Keep the wording of each record exactly the same when you repeat it, and leave out pictures.

Data records
────────────────────────────────────────

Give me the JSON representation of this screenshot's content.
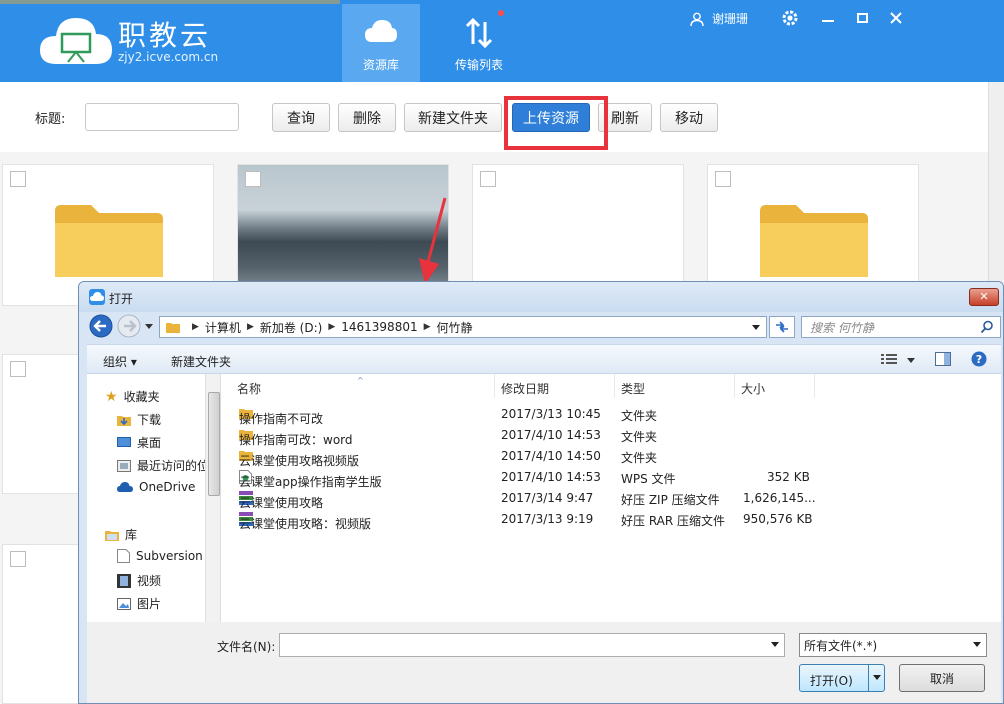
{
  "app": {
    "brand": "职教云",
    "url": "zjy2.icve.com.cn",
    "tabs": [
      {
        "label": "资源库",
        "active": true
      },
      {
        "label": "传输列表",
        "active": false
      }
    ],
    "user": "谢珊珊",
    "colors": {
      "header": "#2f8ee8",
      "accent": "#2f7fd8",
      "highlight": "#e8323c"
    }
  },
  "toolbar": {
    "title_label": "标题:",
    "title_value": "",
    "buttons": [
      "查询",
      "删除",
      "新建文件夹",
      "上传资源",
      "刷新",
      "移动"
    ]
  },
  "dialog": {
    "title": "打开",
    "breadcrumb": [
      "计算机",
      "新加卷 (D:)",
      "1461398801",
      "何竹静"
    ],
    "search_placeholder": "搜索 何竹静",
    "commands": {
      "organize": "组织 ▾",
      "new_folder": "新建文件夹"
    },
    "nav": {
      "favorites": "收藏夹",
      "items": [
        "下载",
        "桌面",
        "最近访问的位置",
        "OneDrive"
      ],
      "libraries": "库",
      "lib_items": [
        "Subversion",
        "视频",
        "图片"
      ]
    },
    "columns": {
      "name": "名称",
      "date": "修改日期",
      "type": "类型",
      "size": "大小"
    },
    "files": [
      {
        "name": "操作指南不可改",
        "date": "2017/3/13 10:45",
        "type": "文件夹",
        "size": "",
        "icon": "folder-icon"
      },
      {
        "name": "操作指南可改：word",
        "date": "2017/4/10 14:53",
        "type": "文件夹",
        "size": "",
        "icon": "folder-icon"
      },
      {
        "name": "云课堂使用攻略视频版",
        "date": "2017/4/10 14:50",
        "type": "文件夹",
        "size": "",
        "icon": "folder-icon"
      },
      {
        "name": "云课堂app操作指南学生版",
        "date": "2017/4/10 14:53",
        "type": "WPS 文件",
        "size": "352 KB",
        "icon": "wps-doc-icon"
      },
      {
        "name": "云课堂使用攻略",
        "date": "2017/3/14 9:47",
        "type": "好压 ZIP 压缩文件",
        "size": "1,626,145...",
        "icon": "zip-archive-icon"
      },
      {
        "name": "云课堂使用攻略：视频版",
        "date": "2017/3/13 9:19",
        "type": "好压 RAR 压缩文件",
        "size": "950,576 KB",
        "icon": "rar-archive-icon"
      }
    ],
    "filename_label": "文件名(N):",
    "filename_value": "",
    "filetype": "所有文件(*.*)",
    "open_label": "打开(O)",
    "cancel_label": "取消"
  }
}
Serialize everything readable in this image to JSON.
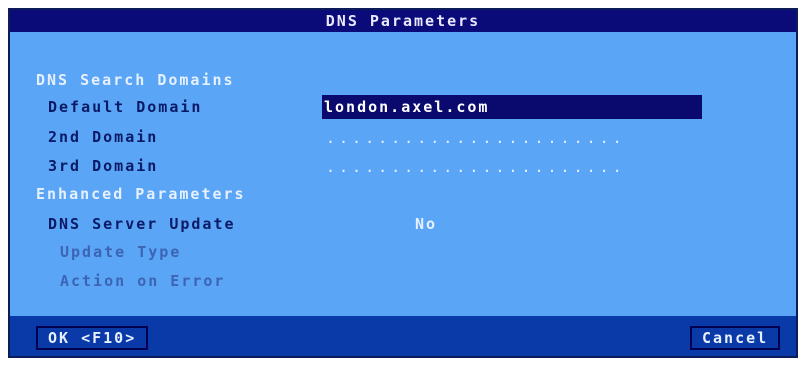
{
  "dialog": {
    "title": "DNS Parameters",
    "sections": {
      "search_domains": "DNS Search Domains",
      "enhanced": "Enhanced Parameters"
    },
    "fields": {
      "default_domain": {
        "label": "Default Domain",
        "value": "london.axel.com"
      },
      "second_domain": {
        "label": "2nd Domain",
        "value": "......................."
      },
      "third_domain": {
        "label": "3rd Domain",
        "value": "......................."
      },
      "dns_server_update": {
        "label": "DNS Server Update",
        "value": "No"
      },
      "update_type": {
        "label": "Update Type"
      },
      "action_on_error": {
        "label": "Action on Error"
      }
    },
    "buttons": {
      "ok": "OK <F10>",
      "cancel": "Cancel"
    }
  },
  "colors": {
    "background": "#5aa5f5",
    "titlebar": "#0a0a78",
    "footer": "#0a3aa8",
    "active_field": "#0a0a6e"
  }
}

────────────────────────────────────────

• [CORRECT RESULT]
Give me the JSON representation of this screenshot's content.
{
  "app": {
    "brand": "职教云",
    "url": "zjy2.icve.com.cn",
    "tabs": [
      {
        "label": "资源库",
        "active": true
      },
      {
        "label": "传输列表",
        "active": false
      }
    ],
    "user": "谢珊珊",
    "colors": {
      "header": "#2f8ee8",
      "accent": "#2f7fd8",
      "highlight": "#e8323c"
    }
  },
  "toolbar": {
    "title_label": "标题:",
    "title_value": "",
    "buttons": [
      "查询",
      "删除",
      "新建文件夹",
      "上传资源",
      "刷新",
      "移动"
    ]
  },
  "dialog": {
    "title": "打开",
    "breadcrumb": [
      "计算机",
      "新加卷 (D:)",
      "1461398801",
      "何竹静"
    ],
    "search_placeholder": "搜索 何竹静",
    "commands": {
      "organize": "组织 ▾",
      "new_folder": "新建文件夹"
    },
    "nav": {
      "favorites": "收藏夹",
      "items": [
        "下载",
        "桌面",
        "最近访问的位置",
        "OneDrive"
      ],
      "libraries": "库",
      "lib_items": [
        "Subversion",
        "视频",
        "图片"
      ]
    },
    "columns": {
      "name": "名称",
      "date": "修改日期",
      "type": "类型",
      "size": "大小"
    },
    "files": [
      {
        "name": "操作指南不可改",
        "date": "2017/3/13 10:45",
        "type": "文件夹",
        "size": "",
        "icon": "folder-icon"
      },
      {
        "name": "操作指南可改：word",
        "date": "2017/4/10 14:53",
        "type": "文件夹",
        "size": "",
        "icon": "folder-icon"
      },
      {
        "name": "云课堂使用攻略视频版",
        "date": "2017/4/10 14:50",
        "type": "文件夹",
        "size": "",
        "icon": "folder-icon"
      },
      {
        "name": "云课堂app操作指南学生版",
        "date": "2017/4/10 14:53",
        "type": "WPS 文件",
        "size": "352 KB",
        "icon": "wps-doc-icon"
      },
      {
        "name": "云课堂使用攻略",
        "date": "2017/3/14 9:47",
        "type": "好压 ZIP 压缩文件",
        "size": "1,626,145...",
        "icon": "zip-archive-icon"
      },
      {
        "name": "云课堂使用攻略：视频版",
        "date": "2017/3/13 9:19",
        "type": "好压 RAR 压缩文件",
        "size": "950,576 KB",
        "icon": "rar-archive-icon"
      }
    ],
    "filename_label": "文件名(N):",
    "filename_value": "",
    "filetype": "所有文件(*.*)",
    "open_label": "打开(O)",
    "cancel_label": "取消"
  }
}
Serialize everything readable in this image to JSON.
{
  "dialog": {
    "title": "DNS Parameters",
    "sections": {
      "search_domains": "DNS Search Domains",
      "enhanced": "Enhanced Parameters"
    },
    "fields": {
      "default_domain": {
        "label": "Default Domain",
        "value": "london.axel.com"
      },
      "second_domain": {
        "label": "2nd Domain",
        "value": "......................."
      },
      "third_domain": {
        "label": "3rd Domain",
        "value": "......................."
      },
      "dns_server_update": {
        "label": "DNS Server Update",
        "value": "No"
      },
      "update_type": {
        "label": "Update Type"
      },
      "action_on_error": {
        "label": "Action on Error"
      }
    },
    "buttons": {
      "ok": "OK <F10>",
      "cancel": "Cancel"
    }
  },
  "colors": {
    "background": "#5aa5f5",
    "titlebar": "#0a0a78",
    "footer": "#0a3aa8",
    "active_field": "#0a0a6e"
  }
}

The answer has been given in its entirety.